## Data to process
================================

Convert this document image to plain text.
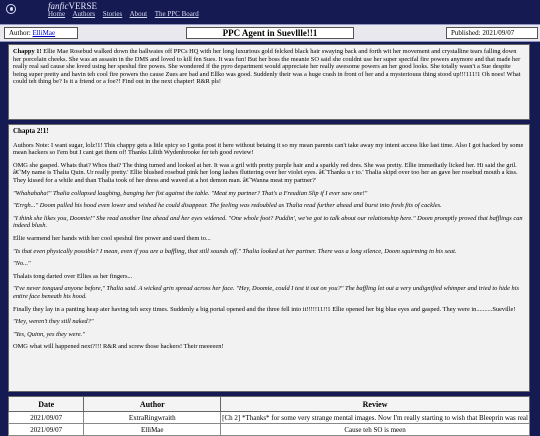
fanficVERSE
Home Authors Stories About The PPC Board
Author: ElliMae	PPC Agent in Suevllle!!1	Published: 2021/09/07

Chappy 1! Ellie Mae Rosebud walked down the hallwaies off PPCs HQ with her long luxurious gold felcked black hair swaying back and forth wit her movement and crystalline tears falling down her porcelain cheeks. She was an assasin in the DMS and loved to kill fen Sues. It was fun! But her boss the meanie SO said she couldnt use her super specifal fire powers anymore and that made her really real sad cause she loved using her speshul fire powes. She wondered if the pyro department would appreciate her really awesome powers an her good looks. She totally wasn't a Sue despite being super pretty and havin teh cool fire powers tho cause Zues are bad and Ellko was good. Suddenly their was a huge crash in front of her and a mysteriouus thing stood up!!!111!1 Oh noes! What could teh thing be? Is it a friend or a foe?! Find out in the next chapter! R&R pls!

Chapta 2!1!

Authors Note: I want sugar, lolz!1! This chappy gets a litle spicy so I gotta post it here without betaing it so my mean parents can't take away my intent access like last time. Also I got hacked by some mean hackers so I'em but I cant get them of! Thanks Lilith Wydenbrooke fer teh good review!

OMG she gasped. Whats that? Whos that? The thing turned and looked at her. It was a gril with pretty purple hair and a sparkly red dres. She was pretty. Ellie immediatly licked her. Hi said the gril. â€˜My name is Thalia Quin. Ur really pretty.' Ellie blushed rosebud pink her long lashes fluttering over her violet eyes. â€˜Thanks u r to.' Thalia skipd over too her an gave her rosebud mouth a kiss. They kissed for a while and than Thalia took of her dress and waved at a hot demon man. â€˜Wanna meat my partner?'

"Whahahaha!" Thalia collapsed laughing, banging her fist against the table. "Meat my partner? That's a Freudian Slip if I ever saw one!"

"Errgh..." Doom pulled his hood even lower and wished he could disappear. The feeling was redoubled as Thalia read further ahead and burst into fresh fits of cackles.

"I think she likes you, Doomie!" She read another line ahead and her eyes widened. "One whole foot? Puddin', we've got to talk about our relationship here." Doom promptly proved that bafflings can indeed blush.

Ellie warmend her hands with her cool speshul fire power and used them to...

"Is that even physically possible? I mean, even if you are a baffling, that still sounds off." Thalia looked at her partner. There was a long silence, Doom squirming in his seat.

"No..."

Thalais tong darted over Ellies as her fingers...

"I've never tongued anyone before," Thalia said. A wicked grin spread across her face. "Hey, Doomie, could I test it out on you?" The baffling let out a very undignified whimper and tried to hide his entire face beneath his hood.

Finally they lay in a panting heap ater having teh sexy times. Suddenly a big portal opened and the three fell into it!!!!!11!!1 Ellie opened her big blue eyes and gasped. They were in..........Sueville!

"Hey, weren't they still naked?"

"Yes, Quinn, yes they were."

OMG what will happened next?!!! R&R and screw those hackers! Their meeeeen!

Date	Author	Review
2021/09/07	ExtraRingwraith	[Ch 2] *Thanks* for some very strange mental images. Now I'm really starting to wish that Bleeprin was real
2021/09/07	ElliMae	Cause teh SO is meen
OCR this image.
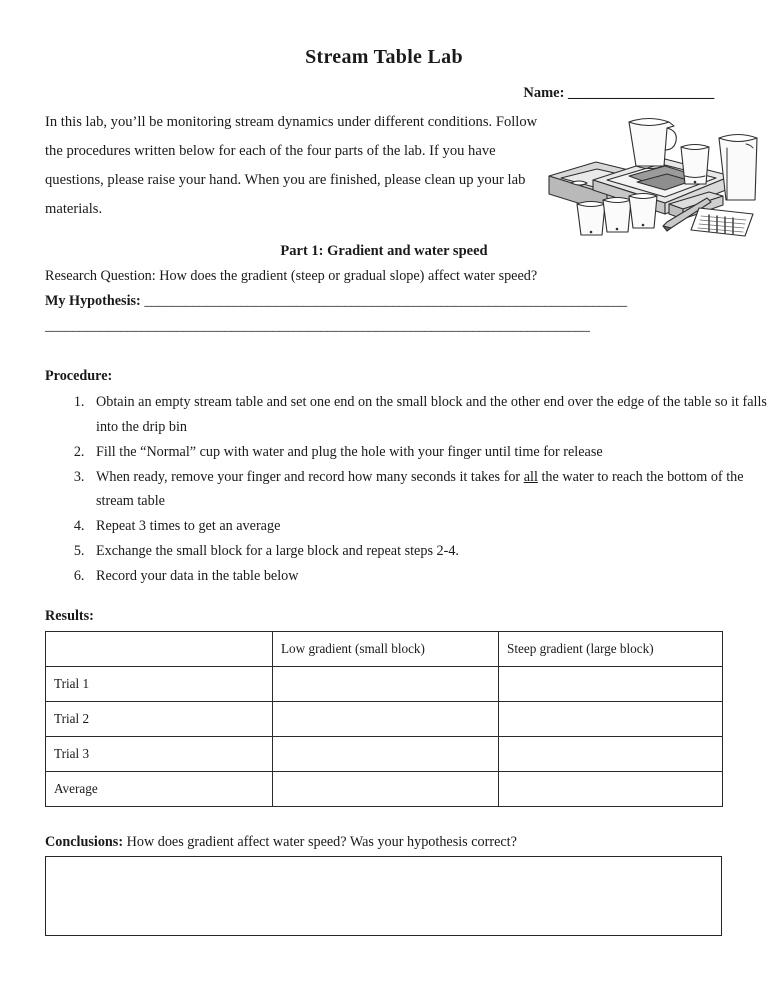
Stream Table Lab
Name: _____________________
In this lab, you’ll be monitoring stream dynamics under different conditions. Follow the procedures written below for each of the four parts of the lab. If you have questions, please raise your hand. When you are finished, please clean up your lab materials.
Part 1: Gradient and water speed
Research Question: How does the gradient (steep or gradual slope) affect water speed?
My Hypothesis: ______________________________________________________________________
_______________________________________________________________________________
Procedure:
1. Obtain an empty stream table and set one end on the small block and the other end over the edge of the table so it falls into the drip bin
2. Fill the “Normal” cup with water and plug the hole with your finger until time for release
3. When ready, remove your finger and record how many seconds it takes for all the water to reach the bottom of the stream table
4. Repeat 3 times to get an average
5. Exchange the small block for a large block and repeat steps 2-4.
6. Record your data in the table below
Results:
	Low gradient (small block)	Steep gradient (large block)
Trial 1		
Trial 2		
Trial 3		
Average		
Conclusions: How does gradient affect water speed? Was your hypothesis correct?
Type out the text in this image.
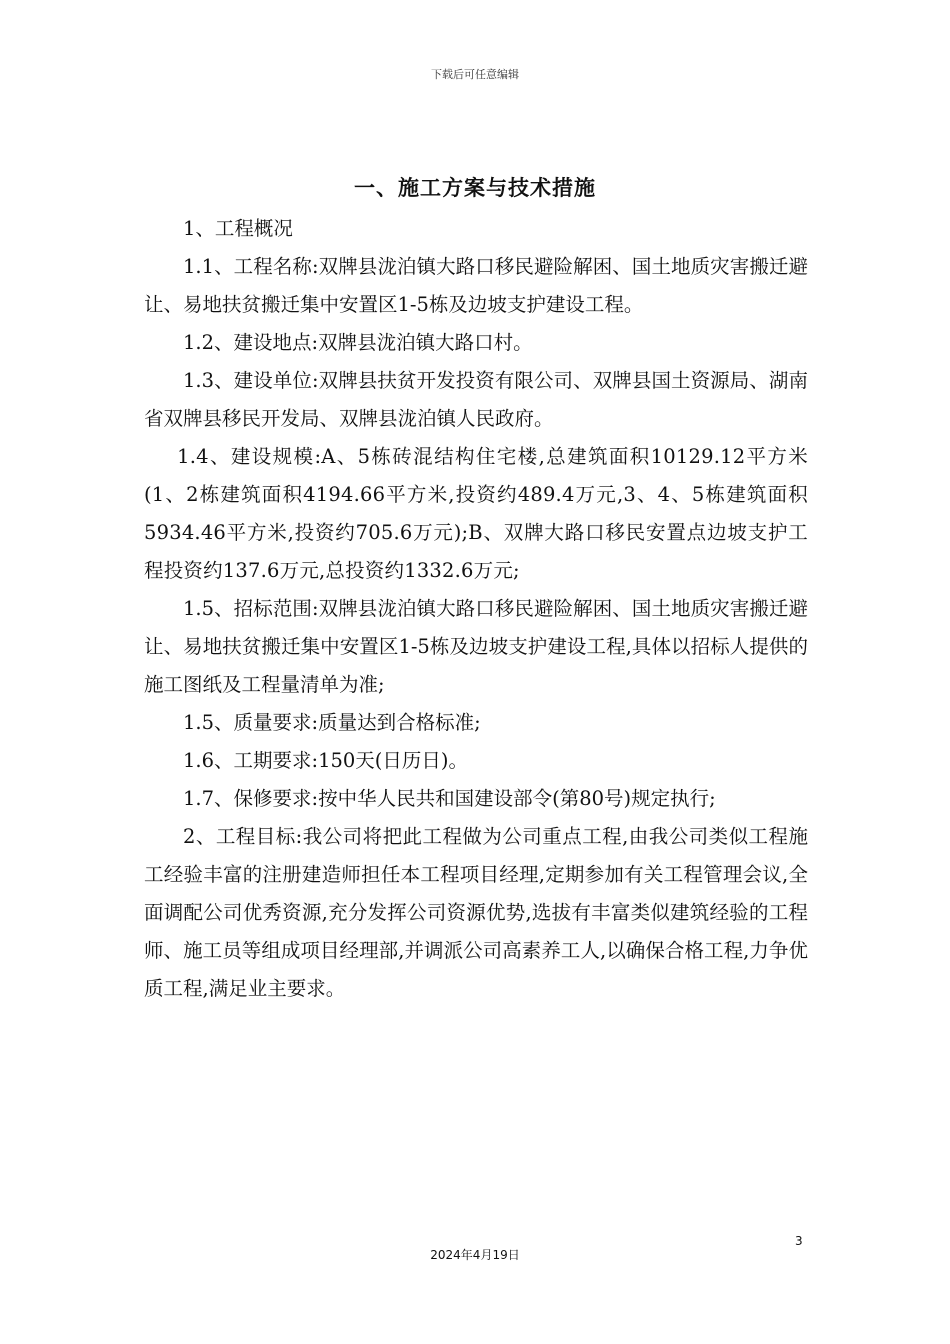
下载后可任意编辑
一、施工方案与技术措施

1、工程概况

1.1、工程名称:双牌县泷泊镇大路口移民避险解困、国土地质灾害搬迁避让、易地扶贫搬迁集中安置区1-5栋及边坡支护建设工程。

1.2、建设地点:双牌县泷泊镇大路口村。

1.3、建设单位:双牌县扶贫开发投资有限公司、双牌县国土资源局、湖南省双牌县移民开发局、双牌县泷泊镇人民政府。

1.4、建设规模:A、5栋砖混结构住宅楼,总建筑面积10129.12平方米(1、2栋建筑面积4194.66平方米,投资约489.4万元,3、4、5栋建筑面积5934.46平方米,投资约705.6万元);B、双牌大路口移民安置点边坡支护工程投资约137.6万元,总投资约1332.6万元;

1.5、招标范围:双牌县泷泊镇大路口移民避险解困、国土地质灾害搬迁避让、易地扶贫搬迁集中安置区1-5栋及边坡支护建设工程,具体以招标人提供的施工图纸及工程量清单为准;

1.5、质量要求:质量达到合格标准;

1.6、工期要求:150天(日历日)。

1.7、保修要求:按中华人民共和国建设部令(第80号)规定执行;

2、工程目标:我公司将把此工程做为公司重点工程,由我公司类似工程施工经验丰富的注册建造师担任本工程项目经理,定期参加有关工程管理会议,全面调配公司优秀资源,充分发挥公司资源优势,选拔有丰富类似建筑经验的工程师、施工员等组成项目经理部,并调派公司高素养工人,以确保合格工程,力争优质工程,满足业主要求。

3
2024年4月19日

================================

## Objective
Without the pictures, restate all of the entries above verbatim.

## Solution to this task
Convert this document image to plain text.
fanficVERSE
Home Authors Stories About The PPC Board
Author: ElliMae	PPC Agent in Suevllle!!1	Published: 2021/09/07

Chappy 1! Ellie Mae Rosebud walked down the hallwaies off PPCs HQ with her long luxurious gold felcked black hair swaying back and forth wit her movement and crystalline tears falling down her porcelain cheeks. She was an assasin in the DMS and loved to kill fen Sues. It was fun! But her boss the meanie SO said she couldnt use her super specifal fire powers anymore and that made her really real sad cause she loved using her speshul fire powes. She wondered if the pyro department would appreciate her really awesome powers an her good looks. She totally wasn't a Sue despite being super pretty and havin teh cool fire powers tho cause Zues are bad and Ellko was good. Suddenly their was a huge crash in front of her and a mysteriouus thing stood up!!!111!1 Oh noes! What could teh thing be? Is it a friend or a foe?! Find out in the next chapter! R&R pls!

Chapta 2!1!

Authors Note: I want sugar, lolz!1! This chappy gets a litle spicy so I gotta post it here without betaing it so my mean parents can't take away my intent access like last time. Also I got hacked by some mean hackers so I'em but I cant get them of! Thanks Lilith Wydenbrooke fer teh good review!

OMG she gasped. Whats that? Whos that? The thing turned and looked at her. It was a gril with pretty purple hair and a sparkly red dres. She was pretty. Ellie immediatly licked her. Hi said the gril. â€˜My name is Thalia Quin. Ur really pretty.' Ellie blushed rosebud pink her long lashes fluttering over her violet eyes. â€˜Thanks u r to.' Thalia skipd over too her an gave her rosebud mouth a kiss. They kissed for a while and than Thalia took of her dress and waved at a hot demon man. â€˜Wanna meat my partner?'

"Whahahaha!" Thalia collapsed laughing, banging her fist against the table. "Meat my partner? That's a Freudian Slip if I ever saw one!"

"Errgh..." Doom pulled his hood even lower and wished he could disappear. The feeling was redoubled as Thalia read further ahead and burst into fresh fits of cackles.

"I think she likes you, Doomie!" She read another line ahead and her eyes widened. "One whole foot? Puddin', we've got to talk about our relationship here." Doom promptly proved that bafflings can indeed blush.

Ellie warmend her hands with her cool speshul fire power and used them to...

"Is that even physically possible? I mean, even if you are a baffling, that still sounds off." Thalia looked at her partner. There was a long silence, Doom squirming in his seat.

"No..."

Thalais tong darted over Ellies as her fingers...

"I've never tongued anyone before," Thalia said. A wicked grin spread across her face. "Hey, Doomie, could I test it out on you?" The baffling let out a very undignified whimper and tried to hide his entire face beneath his hood.

Finally they lay in a panting heap ater having teh sexy times. Suddenly a big portal opened and the three fell into it!!!!!11!!1 Ellie opened her big blue eyes and gasped. They were in..........Sueville!

"Hey, weren't they still naked?"

"Yes, Quinn, yes they were."

OMG what will happened next?!!! R&R and screw those hackers! Their meeeeen!

Date	Author	Review
2021/09/07	ExtraRingwraith	[Ch 2] *Thanks* for some very strange mental images. Now I'm really starting to wish that Bleeprin was real
2021/09/07	ElliMae	Cause teh SO is meen
OCR this image.
Stream Table Lab
Name: _____________________
In this lab, you’ll be monitoring stream dynamics under different conditions. Follow the procedures written below for each of the four parts of the lab. If you have questions, please raise your hand. When you are finished, please clean up your lab materials.
Part 1: Gradient and water speed
Research Question: How does the gradient (steep or gradual slope) affect water speed?
My Hypothesis: ______________________________________________________________________
_______________________________________________________________________________
Procedure:
1. Obtain an empty stream table and set one end on the small block and the other end over the edge of the table so it falls into the drip bin
2. Fill the “Normal” cup with water and plug the hole with your finger until time for release
3. When ready, remove your finger and record how many seconds it takes for all the water to reach the bottom of the stream table
4. Repeat 3 times to get an average
5. Exchange the small block for a large block and repeat steps 2-4.
6. Record your data in the table below
Results:
	Low gradient (small block)	Steep gradient (large block)
Trial 1		
Trial 2		
Trial 3		
Average		
Conclusions: How does gradient affect water speed? Was your hypothesis correct?
Type out the text in this image.
下载后可任意编辑
一、施工方案与技术措施

1、工程概况

1.1、工程名称:双牌县泷泊镇大路口移民避险解困、国土地质灾害搬迁避让、易地扶贫搬迁集中安置区1-5栋及边坡支护建设工程。

1.2、建设地点:双牌县泷泊镇大路口村。

1.3、建设单位:双牌县扶贫开发投资有限公司、双牌县国土资源局、湖南省双牌县移民开发局、双牌县泷泊镇人民政府。

1.4、建设规模:A、5栋砖混结构住宅楼,总建筑面积10129.12平方米(1、2栋建筑面积4194.66平方米,投资约489.4万元,3、4、5栋建筑面积5934.46平方米,投资约705.6万元);B、双牌大路口移民安置点边坡支护工程投资约137.6万元,总投资约1332.6万元;

1.5、招标范围:双牌县泷泊镇大路口移民避险解困、国土地质灾害搬迁避让、易地扶贫搬迁集中安置区1-5栋及边坡支护建设工程,具体以招标人提供的施工图纸及工程量清单为准;

1.5、质量要求:质量达到合格标准;

1.6、工期要求:150天(日历日)。

1.7、保修要求:按中华人民共和国建设部令(第80号)规定执行;

2、工程目标:我公司将把此工程做为公司重点工程,由我公司类似工程施工经验丰富的注册建造师担任本工程项目经理,定期参加有关工程管理会议,全面调配公司优秀资源,充分发挥公司资源优势,选拔有丰富类似建筑经验的工程师、施工员等组成项目经理部,并调派公司高素养工人,以确保合格工程,力争优质工程,满足业主要求。

3
2024年4月19日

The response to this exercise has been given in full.